#### Data:

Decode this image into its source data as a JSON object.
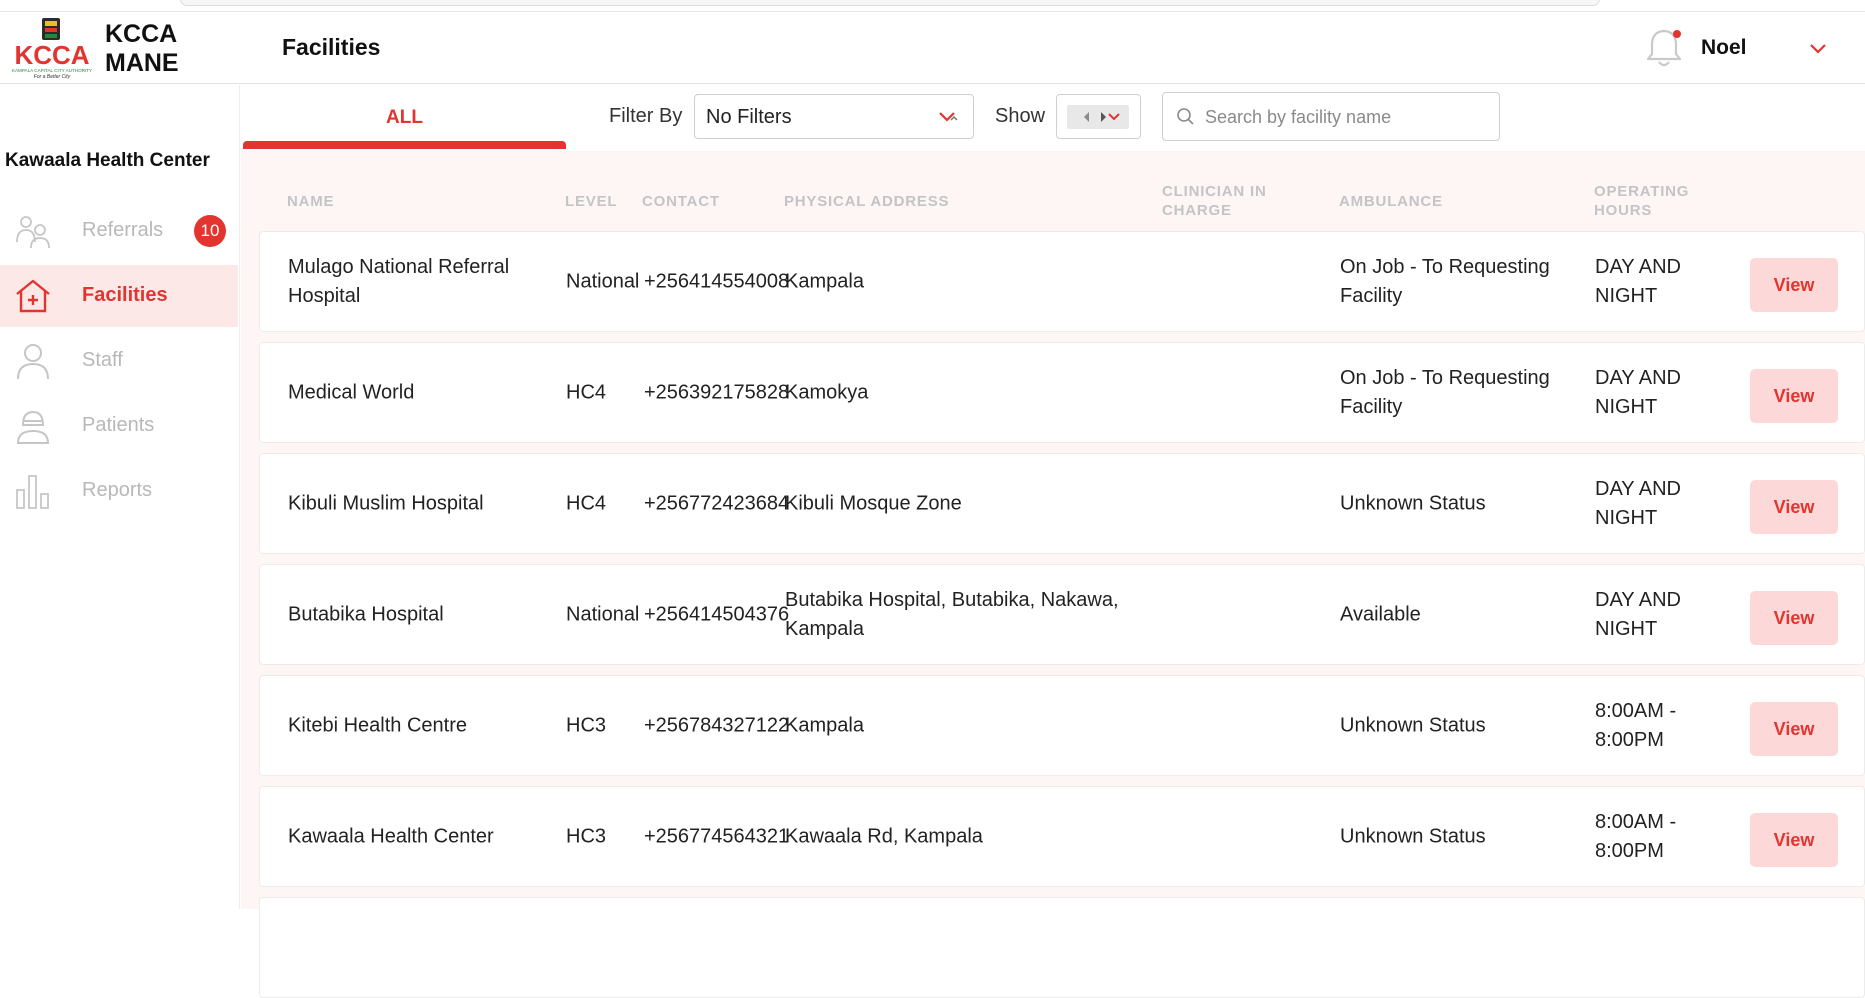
{
  "app": {
    "logo_text": "KCCA",
    "logo_subtext": "KAMPALA CAPITAL CITY AUTHORITY",
    "logo_tagline": "For a Better City",
    "brand_line1": "KCCA",
    "brand_line2": "MANE"
  },
  "header": {
    "title": "Facilities",
    "user_name": "Noel"
  },
  "sidebar": {
    "facility_name": "Kawaala Health Center",
    "items": [
      {
        "label": "Referrals",
        "icon": "referrals-icon",
        "badge": "10"
      },
      {
        "label": "Facilities",
        "icon": "hospital-icon",
        "active": true
      },
      {
        "label": "Staff",
        "icon": "user-icon"
      },
      {
        "label": "Patients",
        "icon": "patient-icon"
      },
      {
        "label": "Reports",
        "icon": "bar-chart-icon"
      }
    ]
  },
  "toolbar": {
    "tab_all": "ALL",
    "filter_label": "Filter By",
    "filter_value": "No Filters",
    "show_label": "Show",
    "search_placeholder": "Search by facility name"
  },
  "table": {
    "columns": [
      {
        "label": "NAME"
      },
      {
        "label": "LEVEL"
      },
      {
        "label": "CONTACT"
      },
      {
        "label": "PHYSICAL ADDRESS"
      },
      {
        "label": "CLINICIAN IN CHARGE"
      },
      {
        "label": "AMBULANCE"
      },
      {
        "label": "OPERATING HOURS"
      }
    ],
    "view_label": "View",
    "rows": [
      {
        "name": "Mulago National Referral Hospital",
        "level": "National",
        "contact": "+256414554008",
        "address": "Kampala",
        "clinician": "",
        "ambulance": "On Job - To Requesting Facility",
        "hours": "DAY AND NIGHT"
      },
      {
        "name": "Medical World",
        "level": "HC4",
        "contact": "+256392175828",
        "address": "Kamokya",
        "clinician": "",
        "ambulance": "On Job - To Requesting Facility",
        "hours": "DAY AND NIGHT"
      },
      {
        "name": "Kibuli Muslim Hospital",
        "level": "HC4",
        "contact": "+256772423684",
        "address": "Kibuli Mosque Zone",
        "clinician": "",
        "ambulance": "Unknown Status",
        "hours": "DAY AND NIGHT"
      },
      {
        "name": "Butabika Hospital",
        "level": "National",
        "contact": "+256414504376",
        "address": "Butabika Hospital, Butabika, Nakawa, Kampala",
        "clinician": "",
        "ambulance": "Available",
        "hours": "DAY AND NIGHT"
      },
      {
        "name": "Kitebi Health Centre",
        "level": "HC3",
        "contact": "+256784327122",
        "address": "Kampala",
        "clinician": "",
        "ambulance": "Unknown Status",
        "hours": "8:00AM - 8:00PM"
      },
      {
        "name": "Kawaala Health Center",
        "level": "HC3",
        "contact": "+256774564321",
        "address": "Kawaala Rd, Kampala",
        "clinician": "",
        "ambulance": "Unknown Status",
        "hours": "8:00AM - 8:00PM"
      }
    ]
  },
  "colors": {
    "accent": "#e3342f",
    "accent_light": "#fcd9d8",
    "active_nav_bg": "#fde8e8",
    "table_bg": "#fdf6f5",
    "header_text_muted": "#c4c4c6",
    "sidebar_text_muted": "#b8b8b8"
  }
}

#### Required action:
Reproduce the entries above exactly, without images.

#### Output of the exercise:
Decode this image into its source data as a JSON object.
{
  "app": {
    "logo_text": "KCCA",
    "logo_subtext": "KAMPALA CAPITAL CITY AUTHORITY",
    "logo_tagline": "For a Better City",
    "brand_line1": "KCCA",
    "brand_line2": "MANE"
  },
  "header": {
    "title": "Facilities",
    "user_name": "Noel"
  },
  "sidebar": {
    "facility_name": "Kawaala Health Center",
    "items": [
      {
        "label": "Referrals",
        "icon": "referrals-icon",
        "badge": "10"
      },
      {
        "label": "Facilities",
        "icon": "hospital-icon",
        "active": true
      },
      {
        "label": "Staff",
        "icon": "user-icon"
      },
      {
        "label": "Patients",
        "icon": "patient-icon"
      },
      {
        "label": "Reports",
        "icon": "bar-chart-icon"
      }
    ]
  },
  "toolbar": {
    "tab_all": "ALL",
    "filter_label": "Filter By",
    "filter_value": "No Filters",
    "show_label": "Show",
    "search_placeholder": "Search by facility name"
  },
  "table": {
    "columns": [
      {
        "label": "NAME"
      },
      {
        "label": "LEVEL"
      },
      {
        "label": "CONTACT"
      },
      {
        "label": "PHYSICAL ADDRESS"
      },
      {
        "label": "CLINICIAN IN CHARGE"
      },
      {
        "label": "AMBULANCE"
      },
      {
        "label": "OPERATING HOURS"
      }
    ],
    "view_label": "View",
    "rows": [
      {
        "name": "Mulago National Referral Hospital",
        "level": "National",
        "contact": "+256414554008",
        "address": "Kampala",
        "clinician": "",
        "ambulance": "On Job - To Requesting Facility",
        "hours": "DAY AND NIGHT"
      },
      {
        "name": "Medical World",
        "level": "HC4",
        "contact": "+256392175828",
        "address": "Kamokya",
        "clinician": "",
        "ambulance": "On Job - To Requesting Facility",
        "hours": "DAY AND NIGHT"
      },
      {
        "name": "Kibuli Muslim Hospital",
        "level": "HC4",
        "contact": "+256772423684",
        "address": "Kibuli Mosque Zone",
        "clinician": "",
        "ambulance": "Unknown Status",
        "hours": "DAY AND NIGHT"
      },
      {
        "name": "Butabika Hospital",
        "level": "National",
        "contact": "+256414504376",
        "address": "Butabika Hospital, Butabika, Nakawa, Kampala",
        "clinician": "",
        "ambulance": "Available",
        "hours": "DAY AND NIGHT"
      },
      {
        "name": "Kitebi Health Centre",
        "level": "HC3",
        "contact": "+256784327122",
        "address": "Kampala",
        "clinician": "",
        "ambulance": "Unknown Status",
        "hours": "8:00AM - 8:00PM"
      },
      {
        "name": "Kawaala Health Center",
        "level": "HC3",
        "contact": "+256774564321",
        "address": "Kawaala Rd, Kampala",
        "clinician": "",
        "ambulance": "Unknown Status",
        "hours": "8:00AM - 8:00PM"
      }
    ]
  },
  "colors": {
    "accent": "#e3342f",
    "accent_light": "#fcd9d8",
    "active_nav_bg": "#fde8e8",
    "table_bg": "#fdf6f5",
    "header_text_muted": "#c4c4c6",
    "sidebar_text_muted": "#b8b8b8"
  }
}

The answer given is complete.